• [REQUIREMENTS] Report, as a bare number, how many lines hold "permeation".

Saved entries
━━━━━━━━
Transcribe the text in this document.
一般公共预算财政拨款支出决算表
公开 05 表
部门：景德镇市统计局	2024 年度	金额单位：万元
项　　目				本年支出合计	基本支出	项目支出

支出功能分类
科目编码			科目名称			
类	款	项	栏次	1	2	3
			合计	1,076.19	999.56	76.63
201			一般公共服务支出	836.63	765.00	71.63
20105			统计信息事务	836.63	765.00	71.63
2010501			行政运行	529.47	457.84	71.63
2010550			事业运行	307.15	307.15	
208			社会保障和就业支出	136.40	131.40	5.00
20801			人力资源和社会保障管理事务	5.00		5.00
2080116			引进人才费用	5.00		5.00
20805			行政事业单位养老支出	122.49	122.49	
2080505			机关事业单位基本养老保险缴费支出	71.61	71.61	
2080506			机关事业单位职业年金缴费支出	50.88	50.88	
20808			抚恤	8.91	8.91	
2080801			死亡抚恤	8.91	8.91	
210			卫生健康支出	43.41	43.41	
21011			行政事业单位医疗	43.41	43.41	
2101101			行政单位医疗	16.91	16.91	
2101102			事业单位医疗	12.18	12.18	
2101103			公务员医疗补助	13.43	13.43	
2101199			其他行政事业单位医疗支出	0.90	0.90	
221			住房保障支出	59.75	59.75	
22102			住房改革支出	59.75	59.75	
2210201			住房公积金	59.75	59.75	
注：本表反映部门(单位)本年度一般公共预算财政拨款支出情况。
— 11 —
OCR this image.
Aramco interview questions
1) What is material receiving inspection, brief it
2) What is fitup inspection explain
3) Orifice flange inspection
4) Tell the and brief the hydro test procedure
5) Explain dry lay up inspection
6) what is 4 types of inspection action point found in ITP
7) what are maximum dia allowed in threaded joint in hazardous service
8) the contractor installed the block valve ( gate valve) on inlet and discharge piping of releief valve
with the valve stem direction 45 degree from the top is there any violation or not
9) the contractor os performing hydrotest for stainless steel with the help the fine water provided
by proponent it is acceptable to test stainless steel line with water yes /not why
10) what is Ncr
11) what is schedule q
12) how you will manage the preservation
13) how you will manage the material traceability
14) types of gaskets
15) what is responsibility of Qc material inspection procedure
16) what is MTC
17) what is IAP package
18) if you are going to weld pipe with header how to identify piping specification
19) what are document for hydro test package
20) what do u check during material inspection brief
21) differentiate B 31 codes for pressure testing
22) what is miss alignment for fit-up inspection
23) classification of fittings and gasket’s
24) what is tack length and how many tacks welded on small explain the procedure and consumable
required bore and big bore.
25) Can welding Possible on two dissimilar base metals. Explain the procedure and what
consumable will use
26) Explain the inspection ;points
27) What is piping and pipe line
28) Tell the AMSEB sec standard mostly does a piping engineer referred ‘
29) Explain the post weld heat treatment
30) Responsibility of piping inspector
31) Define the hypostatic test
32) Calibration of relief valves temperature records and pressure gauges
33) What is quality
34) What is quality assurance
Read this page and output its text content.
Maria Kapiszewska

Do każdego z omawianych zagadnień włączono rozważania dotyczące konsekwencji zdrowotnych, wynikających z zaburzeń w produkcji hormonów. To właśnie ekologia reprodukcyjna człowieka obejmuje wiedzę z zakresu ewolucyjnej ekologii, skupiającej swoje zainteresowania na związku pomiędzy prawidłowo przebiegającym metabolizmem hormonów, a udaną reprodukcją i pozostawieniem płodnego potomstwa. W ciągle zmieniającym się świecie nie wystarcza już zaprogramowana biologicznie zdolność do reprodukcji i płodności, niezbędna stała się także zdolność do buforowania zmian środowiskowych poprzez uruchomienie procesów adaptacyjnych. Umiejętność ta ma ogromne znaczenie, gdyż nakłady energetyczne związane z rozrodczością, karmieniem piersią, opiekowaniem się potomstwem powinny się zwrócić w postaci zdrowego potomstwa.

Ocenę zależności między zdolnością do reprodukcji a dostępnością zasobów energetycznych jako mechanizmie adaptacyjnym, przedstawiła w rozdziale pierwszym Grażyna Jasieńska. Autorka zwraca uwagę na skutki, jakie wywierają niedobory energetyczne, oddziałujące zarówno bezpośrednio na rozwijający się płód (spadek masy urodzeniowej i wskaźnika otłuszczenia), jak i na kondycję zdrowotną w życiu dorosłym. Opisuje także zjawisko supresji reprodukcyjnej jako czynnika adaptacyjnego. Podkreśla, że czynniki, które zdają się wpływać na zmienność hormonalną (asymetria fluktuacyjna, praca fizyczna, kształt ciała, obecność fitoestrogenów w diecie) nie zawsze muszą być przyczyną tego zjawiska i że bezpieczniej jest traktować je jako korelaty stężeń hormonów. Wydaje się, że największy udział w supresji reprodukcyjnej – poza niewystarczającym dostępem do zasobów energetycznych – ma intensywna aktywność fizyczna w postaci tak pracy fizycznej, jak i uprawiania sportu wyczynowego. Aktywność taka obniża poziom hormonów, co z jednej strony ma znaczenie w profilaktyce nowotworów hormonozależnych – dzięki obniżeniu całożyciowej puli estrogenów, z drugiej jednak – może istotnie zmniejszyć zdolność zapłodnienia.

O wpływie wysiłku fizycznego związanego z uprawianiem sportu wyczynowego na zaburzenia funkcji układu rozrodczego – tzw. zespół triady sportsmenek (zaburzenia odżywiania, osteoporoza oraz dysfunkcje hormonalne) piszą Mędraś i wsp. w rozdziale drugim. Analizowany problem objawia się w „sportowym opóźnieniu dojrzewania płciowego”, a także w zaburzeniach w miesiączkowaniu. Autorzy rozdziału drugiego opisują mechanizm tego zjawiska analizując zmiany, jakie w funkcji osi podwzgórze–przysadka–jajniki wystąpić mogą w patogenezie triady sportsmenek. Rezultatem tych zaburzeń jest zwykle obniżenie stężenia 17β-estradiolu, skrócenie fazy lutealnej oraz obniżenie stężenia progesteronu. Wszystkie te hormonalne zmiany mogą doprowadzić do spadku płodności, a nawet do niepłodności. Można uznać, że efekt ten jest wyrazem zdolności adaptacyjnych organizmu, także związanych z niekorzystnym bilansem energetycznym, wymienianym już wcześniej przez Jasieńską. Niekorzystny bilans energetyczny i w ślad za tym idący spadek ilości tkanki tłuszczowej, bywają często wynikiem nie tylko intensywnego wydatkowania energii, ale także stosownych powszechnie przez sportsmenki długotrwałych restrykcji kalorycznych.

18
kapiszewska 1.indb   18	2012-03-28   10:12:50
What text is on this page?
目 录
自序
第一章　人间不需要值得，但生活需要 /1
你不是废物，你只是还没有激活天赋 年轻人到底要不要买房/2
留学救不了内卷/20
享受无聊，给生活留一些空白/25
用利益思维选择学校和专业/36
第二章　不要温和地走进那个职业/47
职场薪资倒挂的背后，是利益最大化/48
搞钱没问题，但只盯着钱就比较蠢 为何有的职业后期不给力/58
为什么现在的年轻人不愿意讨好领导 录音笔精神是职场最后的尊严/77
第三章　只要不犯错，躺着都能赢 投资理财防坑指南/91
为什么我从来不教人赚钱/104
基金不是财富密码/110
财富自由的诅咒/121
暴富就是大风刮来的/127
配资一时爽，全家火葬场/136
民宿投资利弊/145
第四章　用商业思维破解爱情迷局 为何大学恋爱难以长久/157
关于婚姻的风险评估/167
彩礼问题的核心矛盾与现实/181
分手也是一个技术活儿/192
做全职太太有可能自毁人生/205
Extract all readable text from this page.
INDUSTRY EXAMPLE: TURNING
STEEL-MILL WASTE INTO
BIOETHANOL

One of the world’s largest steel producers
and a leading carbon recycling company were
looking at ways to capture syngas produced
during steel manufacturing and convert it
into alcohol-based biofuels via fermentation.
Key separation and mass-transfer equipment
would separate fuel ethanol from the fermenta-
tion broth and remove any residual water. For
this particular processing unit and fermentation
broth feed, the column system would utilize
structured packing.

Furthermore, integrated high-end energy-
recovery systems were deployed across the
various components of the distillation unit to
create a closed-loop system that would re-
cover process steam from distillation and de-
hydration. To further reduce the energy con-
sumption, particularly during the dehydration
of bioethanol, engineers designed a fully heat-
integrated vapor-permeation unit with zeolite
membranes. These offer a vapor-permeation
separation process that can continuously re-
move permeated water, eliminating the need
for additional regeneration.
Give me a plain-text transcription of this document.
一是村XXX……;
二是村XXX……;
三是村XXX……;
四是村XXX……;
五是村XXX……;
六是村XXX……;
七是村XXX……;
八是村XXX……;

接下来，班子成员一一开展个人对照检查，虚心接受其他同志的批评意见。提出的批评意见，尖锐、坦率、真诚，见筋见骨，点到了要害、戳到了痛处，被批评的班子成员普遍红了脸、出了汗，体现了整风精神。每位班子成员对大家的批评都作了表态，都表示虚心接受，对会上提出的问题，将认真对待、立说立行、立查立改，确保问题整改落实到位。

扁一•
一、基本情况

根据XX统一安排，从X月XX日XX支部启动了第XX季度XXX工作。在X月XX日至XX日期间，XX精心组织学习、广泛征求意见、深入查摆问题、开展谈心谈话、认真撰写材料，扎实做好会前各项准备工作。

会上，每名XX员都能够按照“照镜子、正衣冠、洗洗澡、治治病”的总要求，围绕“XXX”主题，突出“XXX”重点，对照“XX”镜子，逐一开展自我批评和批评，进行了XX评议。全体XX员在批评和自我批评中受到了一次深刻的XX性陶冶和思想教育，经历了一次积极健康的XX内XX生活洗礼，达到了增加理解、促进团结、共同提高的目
━━━━━━━━
• [EXERCISE OUTPUT] 2